:: Data for the task ::

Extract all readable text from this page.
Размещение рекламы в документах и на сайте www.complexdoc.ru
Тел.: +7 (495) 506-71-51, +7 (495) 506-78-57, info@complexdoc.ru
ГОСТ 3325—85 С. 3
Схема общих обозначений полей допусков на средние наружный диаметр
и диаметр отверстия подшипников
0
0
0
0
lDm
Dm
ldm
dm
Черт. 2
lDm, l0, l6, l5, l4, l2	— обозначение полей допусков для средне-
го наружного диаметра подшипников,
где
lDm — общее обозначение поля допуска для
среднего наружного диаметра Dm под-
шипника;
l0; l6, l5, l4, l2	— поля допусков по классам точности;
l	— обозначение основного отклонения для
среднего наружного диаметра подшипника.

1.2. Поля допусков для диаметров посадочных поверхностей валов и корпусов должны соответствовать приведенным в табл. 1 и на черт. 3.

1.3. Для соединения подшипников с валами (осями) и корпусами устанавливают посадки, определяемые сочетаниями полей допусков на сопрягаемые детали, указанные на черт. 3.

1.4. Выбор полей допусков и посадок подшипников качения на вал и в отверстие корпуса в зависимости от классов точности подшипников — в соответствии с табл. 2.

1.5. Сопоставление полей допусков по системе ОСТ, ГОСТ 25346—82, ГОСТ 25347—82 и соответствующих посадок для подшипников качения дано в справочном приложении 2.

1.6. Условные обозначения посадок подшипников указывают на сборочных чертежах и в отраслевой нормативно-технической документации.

:::

## What the exercise asks
Set out every line from the material that contains the string "подшипников".

## Solution to this task
и диаметр отверстия подшипников
го наружного диаметра подшипников,
1.3. Для соединения подшипников с валами (осями) и корпусами устанавливают посадки, определяемые сочетаниями полей допусков на сопрягаемые детали, указанные на черт. 3.
1.4. Выбор полей допусков и посадок подшипников качения на вал и в отверстие корпуса в зависимости от классов точности подшипников — в соответствии с табл. 2.
1.5. Сопоставление полей допусков по системе ОСТ, ГОСТ 25346—82, ГОСТ 25347—82 и соответствующих посадок для подшипников качения дано в справочном приложении 2.
1.6. Условные обозначения посадок подшипников указывают на сборочных чертежах и в отраслевой нормативно-технической документации.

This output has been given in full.